What you should do = Copy out the data below as written; omit any images.

[Data records]
════════════════════

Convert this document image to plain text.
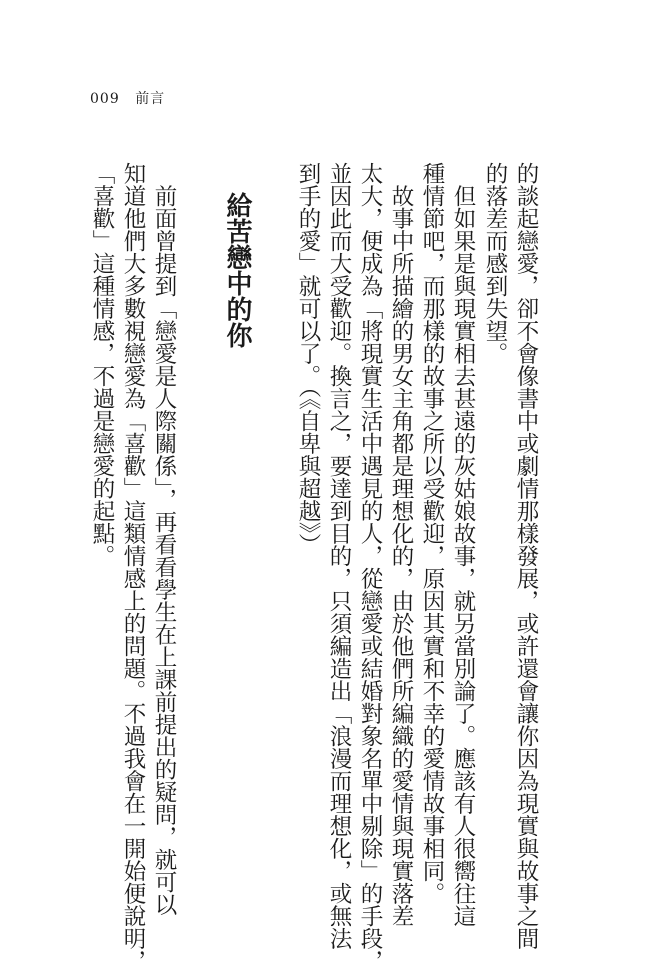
009 前言

的談起戀愛，卻不會像書中或劇情那樣發展，或許還會讓你因為現實與故事之間

的落差而感到失望。

　但如果是與現實相去甚遠的灰姑娘故事，就另當別論了。應該有人很嚮往這

種情節吧，而那樣的故事之所以受歡迎，原因其實和不幸的愛情故事相同。

　故事中所描繪的男女主角都是理想化的，由於他們所編織的愛情與現實落差

太大，便成為「將現實生活中遇見的人，從戀愛或結婚對象名單中剔除」的手段，

並因此而大受歡迎。換言之，要達到目的，只須編造出「浪漫而理想化，或無法

到手的愛」就可以了。（《自卑與超越》）

給苦戀中的你

　前面曾提到「戀愛是人際關係」，再看看學生在上課前提出的疑問，就可以

知道他們大多數視戀愛為「喜歡」這類情感上的問題。不過我會在一開始便說明，

「喜歡」這種情感，不過是戀愛的起點。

════════════════════

Problem solution =
Convert this document image to plain text.
009 前言

的談起戀愛，卻不會像書中或劇情那樣發展，或許還會讓你因為現實與故事之間

的落差而感到失望。

　但如果是與現實相去甚遠的灰姑娘故事，就另當別論了。應該有人很嚮往這

種情節吧，而那樣的故事之所以受歡迎，原因其實和不幸的愛情故事相同。

　故事中所描繪的男女主角都是理想化的，由於他們所編織的愛情與現實落差

太大，便成為「將現實生活中遇見的人，從戀愛或結婚對象名單中剔除」的手段，

並因此而大受歡迎。換言之，要達到目的，只須編造出「浪漫而理想化，或無法

到手的愛」就可以了。（《自卑與超越》）

給苦戀中的你

　前面曾提到「戀愛是人際關係」，再看看學生在上課前提出的疑問，就可以

知道他們大多數視戀愛為「喜歡」這類情感上的問題。不過我會在一開始便說明，

「喜歡」這種情感，不過是戀愛的起點。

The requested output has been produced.